● SHORT PROBLEM:
Gather all lines with the word "ffffff" in them.

[Figure data in JSON]
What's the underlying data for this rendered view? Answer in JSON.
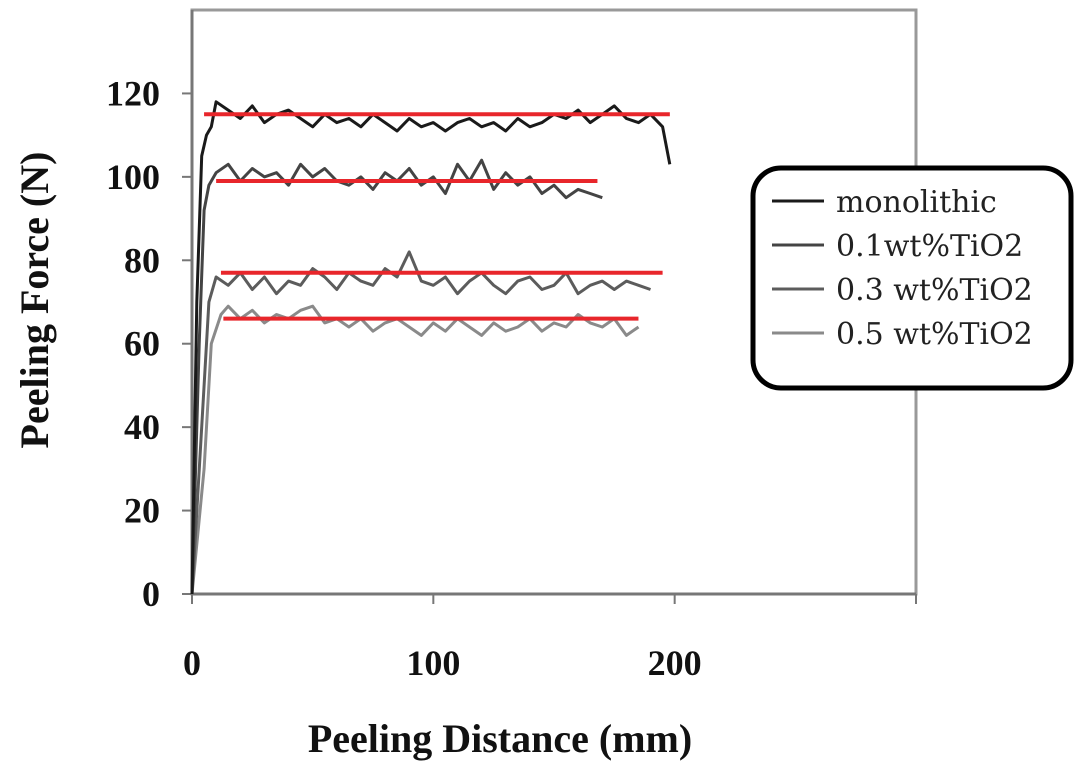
{
  "chart_data": {
    "type": "line",
    "title": "",
    "xlabel": "Peeling Distance (mm)",
    "ylabel": "Peeling Force (N)",
    "xlim": [
      0,
      300
    ],
    "ylim": [
      0,
      140
    ],
    "x_ticks": [
      0,
      100,
      200
    ],
    "y_ticks": [
      0,
      20,
      40,
      60,
      80,
      100,
      120
    ],
    "grid": false,
    "legend_position": "right",
    "series": [
      {
        "name": "monolithic",
        "color": "#1a1a1a",
        "x": [
          0,
          2,
          4,
          6,
          8,
          10,
          15,
          20,
          25,
          30,
          35,
          40,
          45,
          50,
          55,
          60,
          65,
          70,
          75,
          80,
          85,
          90,
          95,
          100,
          105,
          110,
          115,
          120,
          125,
          130,
          135,
          140,
          145,
          150,
          155,
          160,
          165,
          170,
          175,
          180,
          185,
          190,
          195,
          198
        ],
        "y": [
          0,
          70,
          105,
          110,
          112,
          118,
          116,
          114,
          117,
          113,
          115,
          116,
          114,
          112,
          115,
          113,
          114,
          112,
          115,
          113,
          111,
          114,
          112,
          113,
          111,
          113,
          114,
          112,
          113,
          111,
          114,
          112,
          113,
          115,
          114,
          116,
          113,
          115,
          117,
          114,
          113,
          115,
          112,
          103
        ]
      },
      {
        "name": "0.1wt%TiO2",
        "color": "#444444",
        "x": [
          0,
          3,
          5,
          7,
          10,
          15,
          20,
          25,
          30,
          35,
          40,
          45,
          50,
          55,
          60,
          65,
          70,
          75,
          80,
          85,
          90,
          95,
          100,
          105,
          110,
          115,
          120,
          125,
          130,
          135,
          140,
          145,
          150,
          155,
          160,
          165,
          170
        ],
        "y": [
          0,
          60,
          92,
          98,
          101,
          103,
          99,
          102,
          100,
          101,
          98,
          103,
          100,
          102,
          99,
          98,
          100,
          97,
          101,
          99,
          102,
          98,
          100,
          96,
          103,
          99,
          104,
          97,
          101,
          98,
          100,
          96,
          98,
          95,
          97,
          96,
          95
        ]
      },
      {
        "name": "0.3 wt%TiO2",
        "color": "#5c5c5c",
        "x": [
          0,
          4,
          7,
          10,
          15,
          20,
          25,
          30,
          35,
          40,
          45,
          50,
          55,
          60,
          65,
          70,
          75,
          80,
          85,
          90,
          95,
          100,
          105,
          110,
          115,
          120,
          125,
          130,
          135,
          140,
          145,
          150,
          155,
          160,
          165,
          170,
          175,
          180,
          185,
          190
        ],
        "y": [
          0,
          40,
          70,
          76,
          74,
          77,
          73,
          76,
          72,
          75,
          74,
          78,
          76,
          73,
          77,
          75,
          74,
          78,
          76,
          82,
          75,
          74,
          76,
          72,
          75,
          77,
          74,
          72,
          75,
          76,
          73,
          74,
          77,
          72,
          74,
          75,
          73,
          75,
          74,
          73
        ]
      },
      {
        "name": "0.5 wt%TiO2",
        "color": "#8a8a8a",
        "x": [
          0,
          5,
          8,
          12,
          15,
          20,
          25,
          30,
          35,
          40,
          45,
          50,
          55,
          60,
          65,
          70,
          75,
          80,
          85,
          90,
          95,
          100,
          105,
          110,
          115,
          120,
          125,
          130,
          135,
          140,
          145,
          150,
          155,
          160,
          165,
          170,
          175,
          180,
          185
        ],
        "y": [
          0,
          30,
          60,
          67,
          69,
          66,
          68,
          65,
          67,
          66,
          68,
          69,
          65,
          66,
          64,
          66,
          63,
          65,
          66,
          64,
          62,
          65,
          63,
          66,
          64,
          62,
          65,
          63,
          64,
          66,
          63,
          65,
          64,
          67,
          65,
          64,
          66,
          62,
          64
        ]
      }
    ],
    "reference_lines": [
      {
        "y": 115,
        "x": [
          5,
          198
        ],
        "color": "#e8262b"
      },
      {
        "y": 99,
        "x": [
          10,
          168
        ],
        "color": "#e8262b"
      },
      {
        "y": 77,
        "x": [
          12,
          195
        ],
        "color": "#e8262b"
      },
      {
        "y": 66,
        "x": [
          13,
          185
        ],
        "color": "#e8262b"
      }
    ]
  }
}
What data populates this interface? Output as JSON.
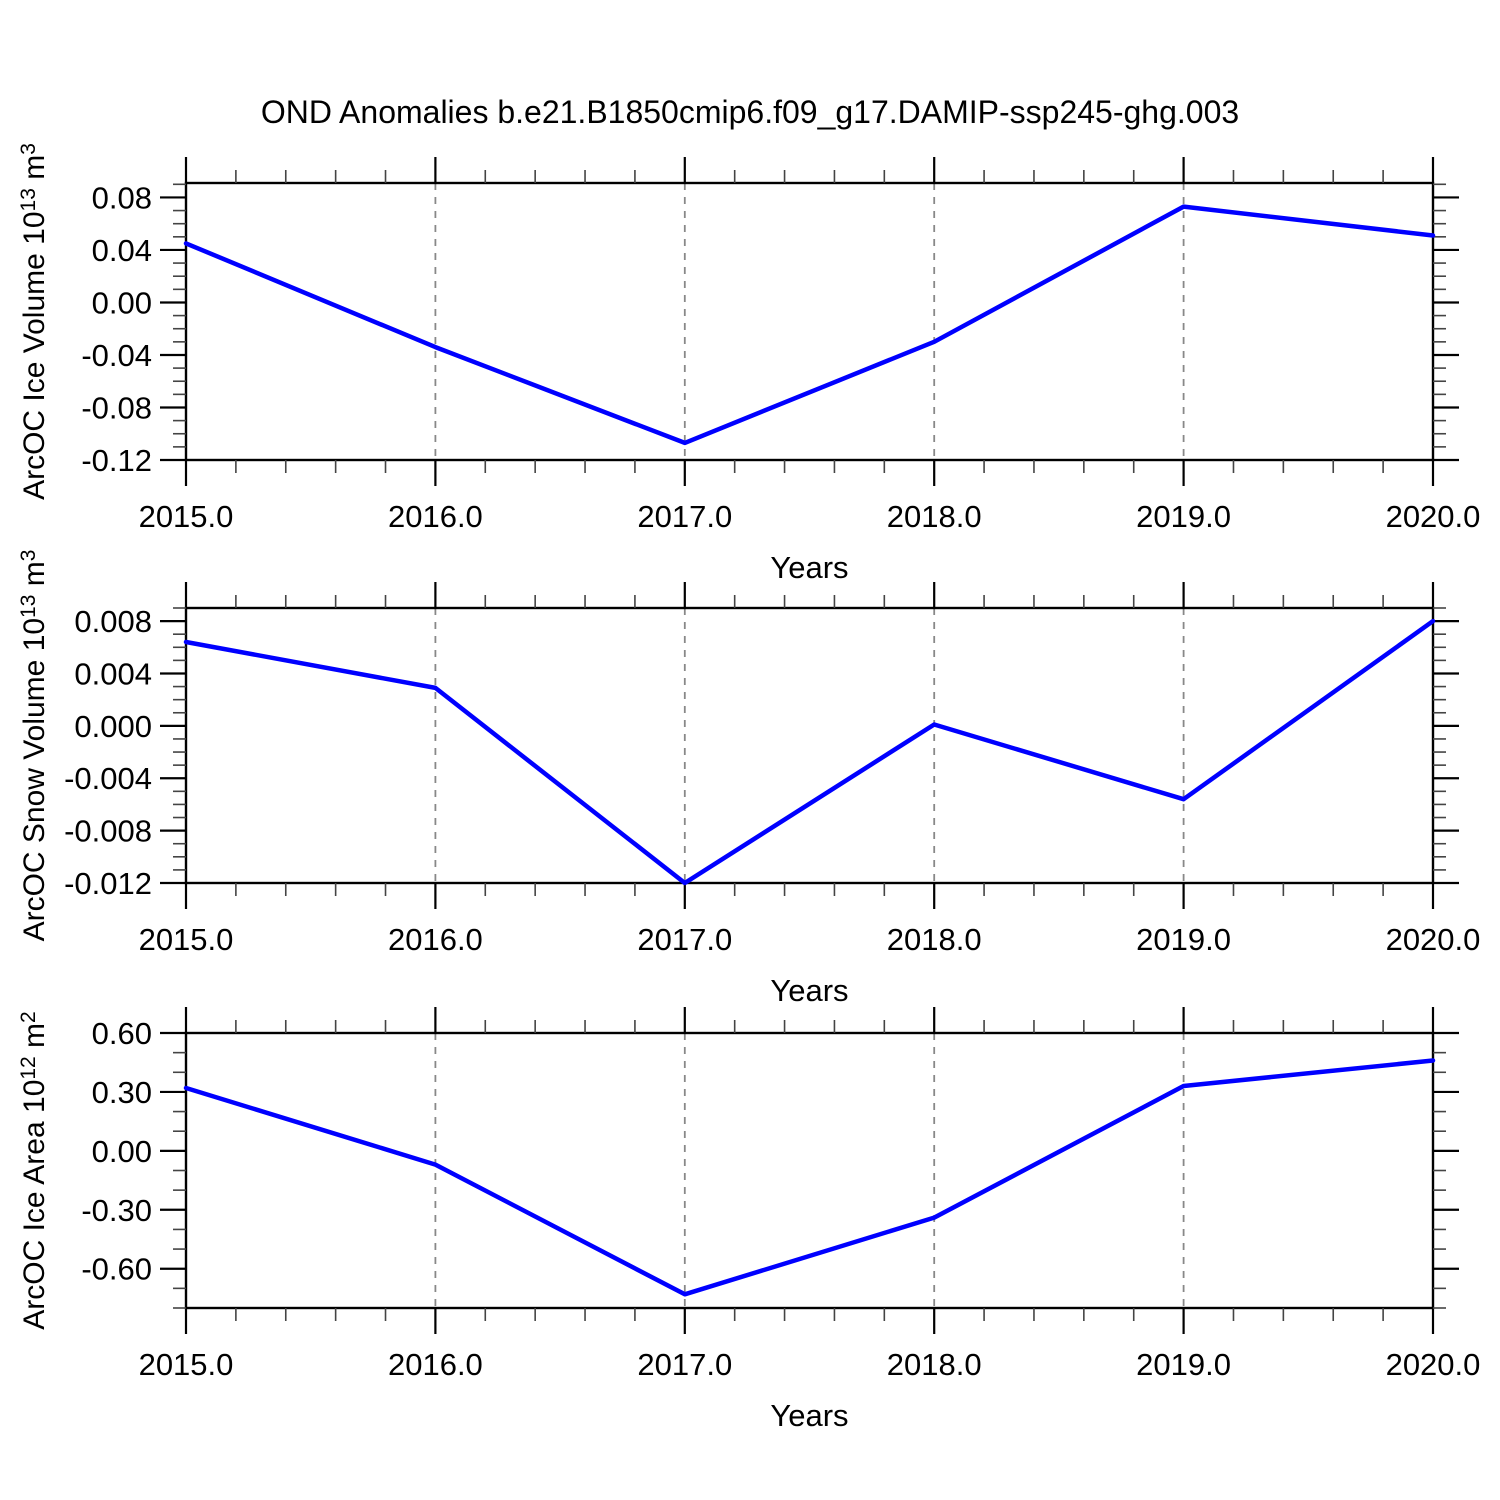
{
  "title": "OND Anomalies b.e21.B1850cmip6.f09_g17.DAMIP-ssp245-ghg.003",
  "colors": {
    "line": "#0000ff",
    "axis": "#000000",
    "minor_tick": "#444444",
    "grid": "#888888",
    "background": "#ffffff",
    "text": "#000000"
  },
  "x_axis": {
    "label": "Years",
    "range": [
      2015,
      2020
    ],
    "tick_values": [
      2015,
      2016,
      2017,
      2018,
      2019,
      2020
    ],
    "tick_labels": [
      "2015.0",
      "2016.0",
      "2017.0",
      "2018.0",
      "2019.0",
      "2020.0"
    ],
    "minor_step": 0.2,
    "grid_values": [
      2016,
      2017,
      2018,
      2019
    ]
  },
  "chart_data": [
    {
      "id": "ice-volume",
      "type": "line",
      "ylabel": "ArcOC Ice Volume 10^13 m^3",
      "ylabel_parts": [
        {
          "text": "ArcOC Ice Volume 10"
        },
        {
          "text": "13",
          "super": true
        },
        {
          "text": " m"
        },
        {
          "text": "3",
          "super": true
        }
      ],
      "x": [
        2015,
        2016,
        2017,
        2018,
        2019,
        2020
      ],
      "values": [
        0.045,
        -0.034,
        -0.107,
        -0.03,
        0.073,
        0.051
      ],
      "ylim": [
        -0.12,
        0.091
      ],
      "ytick_values": [
        0.08,
        0.04,
        0.0,
        -0.04,
        -0.08,
        -0.12
      ],
      "ytick_labels": [
        "0.08",
        "0.04",
        "0.00",
        "-0.04",
        "-0.08",
        "-0.12"
      ],
      "y_minor_step": 0.01
    },
    {
      "id": "snow-volume",
      "type": "line",
      "ylabel": "ArcOC Snow Volume 10^13 m^3",
      "ylabel_parts": [
        {
          "text": "ArcOC Snow Volume 10"
        },
        {
          "text": "13",
          "super": true
        },
        {
          "text": " m"
        },
        {
          "text": "3",
          "super": true
        }
      ],
      "x": [
        2015,
        2016,
        2017,
        2018,
        2019,
        2020
      ],
      "values": [
        0.0064,
        0.0029,
        -0.012,
        0.0001,
        -0.0056,
        0.008
      ],
      "ylim": [
        -0.012,
        0.009
      ],
      "ytick_values": [
        0.008,
        0.004,
        0.0,
        -0.004,
        -0.008,
        -0.012
      ],
      "ytick_labels": [
        "0.008",
        "0.004",
        "0.000",
        "-0.004",
        "-0.008",
        "-0.012"
      ],
      "y_minor_step": 0.001
    },
    {
      "id": "ice-area",
      "type": "line",
      "ylabel": "ArcOC Ice Area 10^12 m^2",
      "ylabel_parts": [
        {
          "text": "ArcOC Ice Area 10"
        },
        {
          "text": "12",
          "super": true
        },
        {
          "text": " m"
        },
        {
          "text": "2",
          "super": true
        }
      ],
      "x": [
        2015,
        2016,
        2017,
        2018,
        2019,
        2020
      ],
      "values": [
        0.32,
        -0.07,
        -0.73,
        -0.34,
        0.33,
        0.46
      ],
      "ylim": [
        -0.8,
        0.6
      ],
      "ytick_values": [
        0.6,
        0.3,
        0.0,
        -0.3,
        -0.6
      ],
      "ytick_labels": [
        "0.60",
        "0.30",
        "0.00",
        "-0.30",
        "-0.60"
      ],
      "y_minor_step": 0.1
    }
  ]
}
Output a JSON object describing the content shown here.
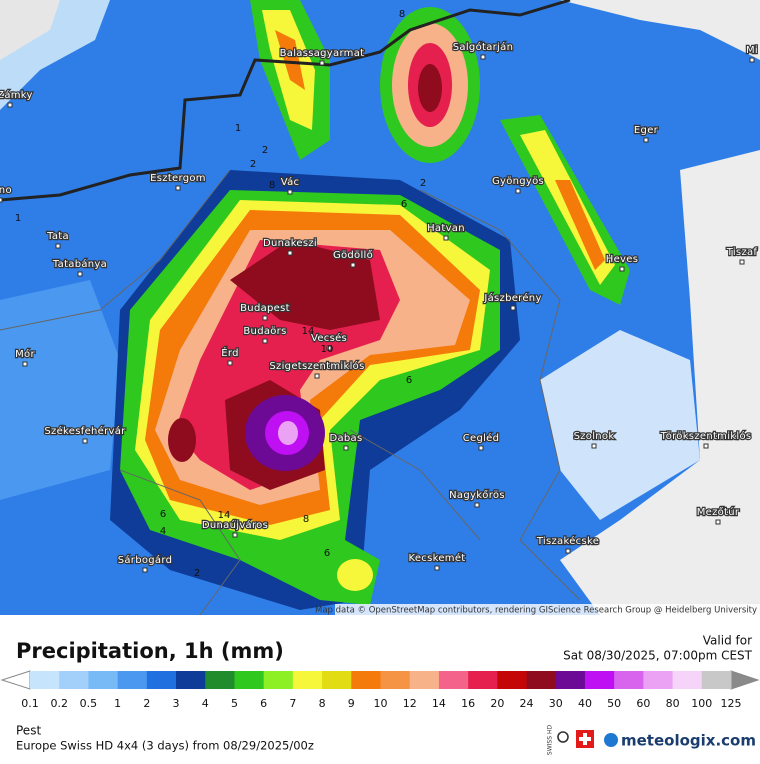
{
  "header": {
    "title": "Precipitation, 1h (mm)",
    "valid_label": "Valid for",
    "valid_time": "Sat 08/30/2025, 07:00pm CEST"
  },
  "map": {
    "attribution": "Map data © OpenStreetMap contributors, rendering GIScience Research Group @ Heidelberg University",
    "places": [
      "é Zámky",
      "árno",
      "Esztergom",
      "Tata",
      "Tatabánya",
      "Mór",
      "Székesfehérvár",
      "Sárbogárd",
      "Dunaújváros",
      "Érd",
      "Budaörs",
      "Budapest",
      "Dunakeszi",
      "Gödöllő",
      "Vác",
      "Balassagyarmat",
      "Salgótarján",
      "Eger",
      "Gyöngyös",
      "Hatvan",
      "Heves",
      "Tiszaf",
      "Jászberény",
      "Vecsés",
      "Szigetszentmiklós",
      "Dabas",
      "Cegléd",
      "Szolnok",
      "Törökszentmiklós",
      "Nagykőrös",
      "Mezőtúr",
      "Tiszakécske",
      "Kecskemét",
      "Mi"
    ],
    "contour_labels": [
      "8",
      "1",
      "2",
      "2",
      "8",
      "2",
      "6",
      "1",
      "14",
      "10",
      "6",
      "6",
      "14",
      "8",
      "4",
      "6",
      "2"
    ]
  },
  "legend": {
    "labels": [
      "0.1",
      "0.2",
      "0.5",
      "1",
      "2",
      "3",
      "4",
      "5",
      "6",
      "7",
      "8",
      "9",
      "10",
      "12",
      "14",
      "16",
      "20",
      "24",
      "30",
      "40",
      "50",
      "60",
      "80",
      "100",
      "125"
    ],
    "colors": [
      "#c6e4fb",
      "#a2d0fa",
      "#78baf6",
      "#4a98f0",
      "#2070e0",
      "#0e3c98",
      "#208c2c",
      "#2ec81e",
      "#8cf024",
      "#f6f63a",
      "#e2dc14",
      "#f47a0a",
      "#f69446",
      "#f8b28a",
      "#f4648a",
      "#e6204e",
      "#c40606",
      "#8e0c1e",
      "#6c0a96",
      "#be10f2",
      "#d864ee",
      "#eca2f4",
      "#f6d4fa",
      "#c8c8c8"
    ],
    "low_color": "#ffffff",
    "high_color": "#8a8a8a"
  },
  "footer": {
    "region": "Pest",
    "model": "Europe Swiss HD 4x4 (3 days) from 08/29/2025/00z",
    "badge": "SWISS HD",
    "brand": "meteologix.com"
  }
}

● ANSWER BELOW:
    "background": "#ffffff",
    "low_color": "#ffffff",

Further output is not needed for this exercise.